* [Task brief]
Check every line below for the word "feedback" and show those that hold it.

* [Data entries]
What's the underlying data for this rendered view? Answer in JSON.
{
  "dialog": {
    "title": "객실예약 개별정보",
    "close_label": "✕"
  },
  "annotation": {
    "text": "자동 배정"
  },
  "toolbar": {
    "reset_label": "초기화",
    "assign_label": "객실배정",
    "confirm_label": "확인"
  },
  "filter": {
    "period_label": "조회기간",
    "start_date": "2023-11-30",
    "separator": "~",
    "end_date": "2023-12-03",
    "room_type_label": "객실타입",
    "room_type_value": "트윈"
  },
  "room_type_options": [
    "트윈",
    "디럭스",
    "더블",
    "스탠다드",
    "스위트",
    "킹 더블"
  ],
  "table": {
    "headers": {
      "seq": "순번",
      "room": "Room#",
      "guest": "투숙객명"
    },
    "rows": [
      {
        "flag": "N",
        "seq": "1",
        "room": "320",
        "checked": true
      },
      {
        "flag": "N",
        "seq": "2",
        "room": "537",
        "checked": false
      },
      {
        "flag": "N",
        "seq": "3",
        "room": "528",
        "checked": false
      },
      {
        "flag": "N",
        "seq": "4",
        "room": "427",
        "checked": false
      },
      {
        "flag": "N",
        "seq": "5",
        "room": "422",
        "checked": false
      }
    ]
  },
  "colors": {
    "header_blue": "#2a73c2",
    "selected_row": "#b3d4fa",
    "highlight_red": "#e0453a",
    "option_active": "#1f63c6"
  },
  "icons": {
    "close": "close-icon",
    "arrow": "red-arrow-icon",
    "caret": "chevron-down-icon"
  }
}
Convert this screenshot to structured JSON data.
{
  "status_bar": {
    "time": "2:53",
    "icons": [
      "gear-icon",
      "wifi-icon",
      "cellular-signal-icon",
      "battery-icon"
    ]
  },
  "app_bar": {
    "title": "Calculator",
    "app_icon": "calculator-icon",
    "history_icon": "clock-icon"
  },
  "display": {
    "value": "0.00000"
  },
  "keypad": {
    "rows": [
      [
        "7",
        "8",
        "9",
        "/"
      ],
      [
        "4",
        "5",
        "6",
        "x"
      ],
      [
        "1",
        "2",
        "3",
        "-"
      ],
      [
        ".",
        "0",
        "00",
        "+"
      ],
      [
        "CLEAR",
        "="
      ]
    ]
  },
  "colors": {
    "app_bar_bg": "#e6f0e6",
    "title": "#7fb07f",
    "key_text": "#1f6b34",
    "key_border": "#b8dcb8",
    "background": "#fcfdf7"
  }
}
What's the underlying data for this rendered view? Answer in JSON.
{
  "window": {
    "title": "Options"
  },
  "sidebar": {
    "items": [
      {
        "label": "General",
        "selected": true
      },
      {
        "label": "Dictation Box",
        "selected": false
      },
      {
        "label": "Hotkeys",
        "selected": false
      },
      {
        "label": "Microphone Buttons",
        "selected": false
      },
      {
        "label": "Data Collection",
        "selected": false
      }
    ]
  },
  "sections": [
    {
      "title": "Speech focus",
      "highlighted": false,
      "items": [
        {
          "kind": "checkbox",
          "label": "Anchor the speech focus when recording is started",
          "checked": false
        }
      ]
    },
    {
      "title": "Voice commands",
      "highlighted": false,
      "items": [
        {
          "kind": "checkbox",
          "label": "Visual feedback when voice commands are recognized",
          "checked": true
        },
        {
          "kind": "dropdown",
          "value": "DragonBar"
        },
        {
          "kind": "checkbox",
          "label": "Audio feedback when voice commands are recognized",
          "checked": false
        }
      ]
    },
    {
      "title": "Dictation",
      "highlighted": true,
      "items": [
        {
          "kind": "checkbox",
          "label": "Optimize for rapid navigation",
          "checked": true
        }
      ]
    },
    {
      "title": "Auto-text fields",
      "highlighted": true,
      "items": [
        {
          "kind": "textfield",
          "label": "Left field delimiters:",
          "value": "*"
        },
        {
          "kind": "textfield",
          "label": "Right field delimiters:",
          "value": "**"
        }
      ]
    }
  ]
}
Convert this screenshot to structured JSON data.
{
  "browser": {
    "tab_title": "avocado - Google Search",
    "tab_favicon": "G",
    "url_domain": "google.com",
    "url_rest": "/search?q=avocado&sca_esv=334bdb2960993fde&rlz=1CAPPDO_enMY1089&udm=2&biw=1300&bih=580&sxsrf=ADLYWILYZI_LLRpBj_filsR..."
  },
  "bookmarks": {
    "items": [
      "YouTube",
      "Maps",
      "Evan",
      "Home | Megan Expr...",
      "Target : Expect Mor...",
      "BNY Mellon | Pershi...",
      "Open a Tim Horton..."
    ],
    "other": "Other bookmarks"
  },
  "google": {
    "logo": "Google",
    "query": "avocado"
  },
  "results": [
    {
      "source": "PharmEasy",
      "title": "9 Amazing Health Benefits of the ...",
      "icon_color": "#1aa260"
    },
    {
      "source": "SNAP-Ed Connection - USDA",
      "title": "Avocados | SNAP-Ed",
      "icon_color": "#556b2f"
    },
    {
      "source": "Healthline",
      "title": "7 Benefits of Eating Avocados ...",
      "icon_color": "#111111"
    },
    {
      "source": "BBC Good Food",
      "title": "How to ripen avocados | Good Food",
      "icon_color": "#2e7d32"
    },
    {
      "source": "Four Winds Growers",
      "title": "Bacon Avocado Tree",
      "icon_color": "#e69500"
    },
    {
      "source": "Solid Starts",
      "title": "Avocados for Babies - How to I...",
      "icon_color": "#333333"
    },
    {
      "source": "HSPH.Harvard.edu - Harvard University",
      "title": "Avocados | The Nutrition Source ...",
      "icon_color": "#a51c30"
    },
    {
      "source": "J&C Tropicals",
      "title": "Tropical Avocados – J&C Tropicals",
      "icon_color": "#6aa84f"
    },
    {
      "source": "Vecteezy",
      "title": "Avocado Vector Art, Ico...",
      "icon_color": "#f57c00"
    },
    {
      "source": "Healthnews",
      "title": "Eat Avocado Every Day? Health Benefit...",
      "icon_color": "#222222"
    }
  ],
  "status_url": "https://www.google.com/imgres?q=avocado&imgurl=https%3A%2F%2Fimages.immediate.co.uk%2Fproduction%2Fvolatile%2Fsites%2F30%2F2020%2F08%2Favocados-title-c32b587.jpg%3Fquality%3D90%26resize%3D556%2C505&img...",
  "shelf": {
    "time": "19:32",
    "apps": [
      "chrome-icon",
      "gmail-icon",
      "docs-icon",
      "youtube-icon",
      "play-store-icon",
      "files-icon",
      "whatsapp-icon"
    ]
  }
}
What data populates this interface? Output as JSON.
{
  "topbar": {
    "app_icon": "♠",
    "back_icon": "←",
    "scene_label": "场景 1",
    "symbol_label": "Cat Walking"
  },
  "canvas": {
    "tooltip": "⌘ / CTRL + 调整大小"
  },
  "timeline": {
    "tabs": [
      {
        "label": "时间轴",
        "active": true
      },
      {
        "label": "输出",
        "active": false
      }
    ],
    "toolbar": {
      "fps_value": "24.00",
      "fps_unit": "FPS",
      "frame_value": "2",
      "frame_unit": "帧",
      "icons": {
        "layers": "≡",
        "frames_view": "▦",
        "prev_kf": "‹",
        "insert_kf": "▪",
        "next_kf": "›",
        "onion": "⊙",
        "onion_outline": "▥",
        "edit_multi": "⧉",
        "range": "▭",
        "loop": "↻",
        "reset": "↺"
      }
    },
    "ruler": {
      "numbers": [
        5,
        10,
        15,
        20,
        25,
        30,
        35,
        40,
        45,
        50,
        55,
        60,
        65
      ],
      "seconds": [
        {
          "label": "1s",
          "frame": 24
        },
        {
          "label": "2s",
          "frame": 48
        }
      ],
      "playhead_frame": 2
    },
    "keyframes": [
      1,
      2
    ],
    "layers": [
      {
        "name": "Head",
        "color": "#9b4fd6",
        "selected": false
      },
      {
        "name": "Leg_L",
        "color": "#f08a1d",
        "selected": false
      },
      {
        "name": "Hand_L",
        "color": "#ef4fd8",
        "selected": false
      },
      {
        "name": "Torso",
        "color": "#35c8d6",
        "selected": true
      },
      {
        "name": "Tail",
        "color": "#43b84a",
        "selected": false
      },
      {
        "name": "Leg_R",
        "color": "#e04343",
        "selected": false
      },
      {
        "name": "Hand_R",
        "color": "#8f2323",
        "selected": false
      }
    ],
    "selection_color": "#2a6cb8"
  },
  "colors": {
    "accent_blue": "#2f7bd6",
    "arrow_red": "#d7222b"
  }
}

* [Complete output]
          "label": "Visual feedback when voice commands are recognized",
          "label": "Audio feedback when voice commands are recognized",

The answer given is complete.